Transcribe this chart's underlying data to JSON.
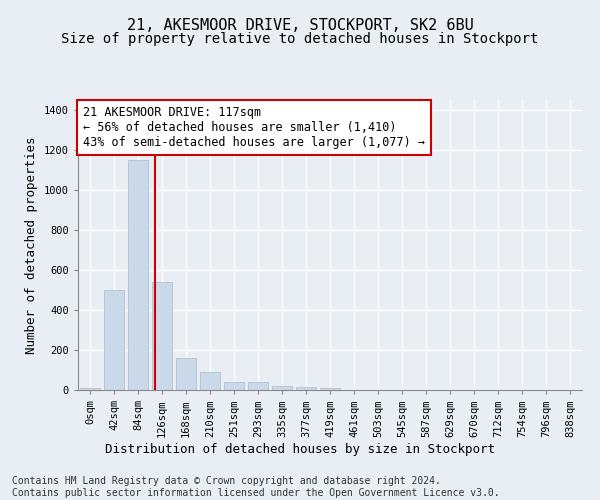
{
  "title": "21, AKESMOOR DRIVE, STOCKPORT, SK2 6BU",
  "subtitle": "Size of property relative to detached houses in Stockport",
  "xlabel": "Distribution of detached houses by size in Stockport",
  "ylabel": "Number of detached properties",
  "bar_color": "#c9d9ea",
  "bar_edge_color": "#aabcce",
  "background_color": "#e8eef4",
  "plot_bg_color": "#e8eef4",
  "grid_color": "#ffffff",
  "categories": [
    "0sqm",
    "42sqm",
    "84sqm",
    "126sqm",
    "168sqm",
    "210sqm",
    "251sqm",
    "293sqm",
    "335sqm",
    "377sqm",
    "419sqm",
    "461sqm",
    "503sqm",
    "545sqm",
    "587sqm",
    "629sqm",
    "670sqm",
    "712sqm",
    "754sqm",
    "796sqm",
    "838sqm"
  ],
  "bar_heights": [
    10,
    500,
    1150,
    540,
    160,
    90,
    38,
    38,
    20,
    15,
    8,
    2,
    0,
    0,
    0,
    0,
    0,
    0,
    0,
    0,
    0
  ],
  "ylim": [
    0,
    1450
  ],
  "yticks": [
    0,
    200,
    400,
    600,
    800,
    1000,
    1200,
    1400
  ],
  "vline_x": 2.72,
  "vline_color": "#cc0000",
  "annotation_text": "21 AKESMOOR DRIVE: 117sqm\n← 56% of detached houses are smaller (1,410)\n43% of semi-detached houses are larger (1,077) →",
  "annotation_box_facecolor": "#ffffff",
  "annotation_box_edgecolor": "#cc0000",
  "footer_text": "Contains HM Land Registry data © Crown copyright and database right 2024.\nContains public sector information licensed under the Open Government Licence v3.0.",
  "title_fontsize": 11,
  "subtitle_fontsize": 10,
  "xlabel_fontsize": 9,
  "ylabel_fontsize": 9,
  "tick_fontsize": 7.5,
  "annotation_fontsize": 8.5,
  "footer_fontsize": 7
}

----

PROMPT: Find all lines where the word "DRIVE" appears. Copy them.

ANSWER TO THE PROBLEM:
  "title": "21, AKESMOOR DRIVE, STOCKPORT, SK2 6BU",
  "annotation_text": "21 AKESMOOR DRIVE: 117sqm\n← 56% of detached houses are smaller (1,410)\n43% of semi-detached houses are larger (1,077) →",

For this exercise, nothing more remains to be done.